━━ PROVIDED DATA ━━
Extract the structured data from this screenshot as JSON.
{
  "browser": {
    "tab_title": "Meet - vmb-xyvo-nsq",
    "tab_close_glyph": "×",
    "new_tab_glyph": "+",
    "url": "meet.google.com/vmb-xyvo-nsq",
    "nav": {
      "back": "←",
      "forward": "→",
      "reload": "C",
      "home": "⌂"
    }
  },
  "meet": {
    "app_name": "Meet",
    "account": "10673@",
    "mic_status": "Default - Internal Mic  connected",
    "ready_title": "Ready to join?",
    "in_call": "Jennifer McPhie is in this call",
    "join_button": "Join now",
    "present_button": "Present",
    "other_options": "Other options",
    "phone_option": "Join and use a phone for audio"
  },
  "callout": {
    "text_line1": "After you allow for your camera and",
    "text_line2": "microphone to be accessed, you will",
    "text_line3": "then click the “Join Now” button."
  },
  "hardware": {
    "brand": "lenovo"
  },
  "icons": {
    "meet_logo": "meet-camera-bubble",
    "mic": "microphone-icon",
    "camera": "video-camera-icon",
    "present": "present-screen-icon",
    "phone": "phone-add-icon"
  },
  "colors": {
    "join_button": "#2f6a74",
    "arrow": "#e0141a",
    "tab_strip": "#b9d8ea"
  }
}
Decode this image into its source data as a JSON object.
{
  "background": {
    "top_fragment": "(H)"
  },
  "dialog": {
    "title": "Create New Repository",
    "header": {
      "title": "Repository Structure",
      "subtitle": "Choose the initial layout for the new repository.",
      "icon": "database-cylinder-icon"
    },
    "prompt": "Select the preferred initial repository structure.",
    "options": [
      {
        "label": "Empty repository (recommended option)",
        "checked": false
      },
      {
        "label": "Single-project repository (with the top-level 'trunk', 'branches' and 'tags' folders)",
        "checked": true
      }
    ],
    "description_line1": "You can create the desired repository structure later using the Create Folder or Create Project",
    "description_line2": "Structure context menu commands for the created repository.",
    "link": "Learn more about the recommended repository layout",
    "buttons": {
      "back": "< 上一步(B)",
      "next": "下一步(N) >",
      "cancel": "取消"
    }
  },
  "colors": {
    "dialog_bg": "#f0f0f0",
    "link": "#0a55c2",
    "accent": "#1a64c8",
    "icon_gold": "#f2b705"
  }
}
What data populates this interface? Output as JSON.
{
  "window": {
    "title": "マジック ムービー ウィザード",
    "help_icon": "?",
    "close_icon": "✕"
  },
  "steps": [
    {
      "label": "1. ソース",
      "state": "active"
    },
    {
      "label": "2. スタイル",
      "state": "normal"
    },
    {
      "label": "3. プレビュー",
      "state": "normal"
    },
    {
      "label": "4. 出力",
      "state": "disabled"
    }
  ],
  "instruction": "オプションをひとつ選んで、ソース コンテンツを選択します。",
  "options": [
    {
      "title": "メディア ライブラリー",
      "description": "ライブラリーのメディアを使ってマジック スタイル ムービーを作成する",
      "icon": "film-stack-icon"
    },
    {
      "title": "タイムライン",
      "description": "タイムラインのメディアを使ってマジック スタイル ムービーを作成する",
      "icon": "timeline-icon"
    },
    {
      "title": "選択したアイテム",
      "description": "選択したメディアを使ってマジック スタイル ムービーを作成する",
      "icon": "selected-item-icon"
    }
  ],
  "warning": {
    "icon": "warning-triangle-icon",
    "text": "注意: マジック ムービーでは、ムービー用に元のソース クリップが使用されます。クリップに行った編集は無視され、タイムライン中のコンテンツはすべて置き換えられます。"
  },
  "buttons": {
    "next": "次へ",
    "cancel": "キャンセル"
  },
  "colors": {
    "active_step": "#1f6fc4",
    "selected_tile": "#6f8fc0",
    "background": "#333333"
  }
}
━━━
> **THE REQUEST**: Some lines of the records may hold the word "label". How many do? Answer with a number and nothing else.

> **WRITTEN REPLY**: 6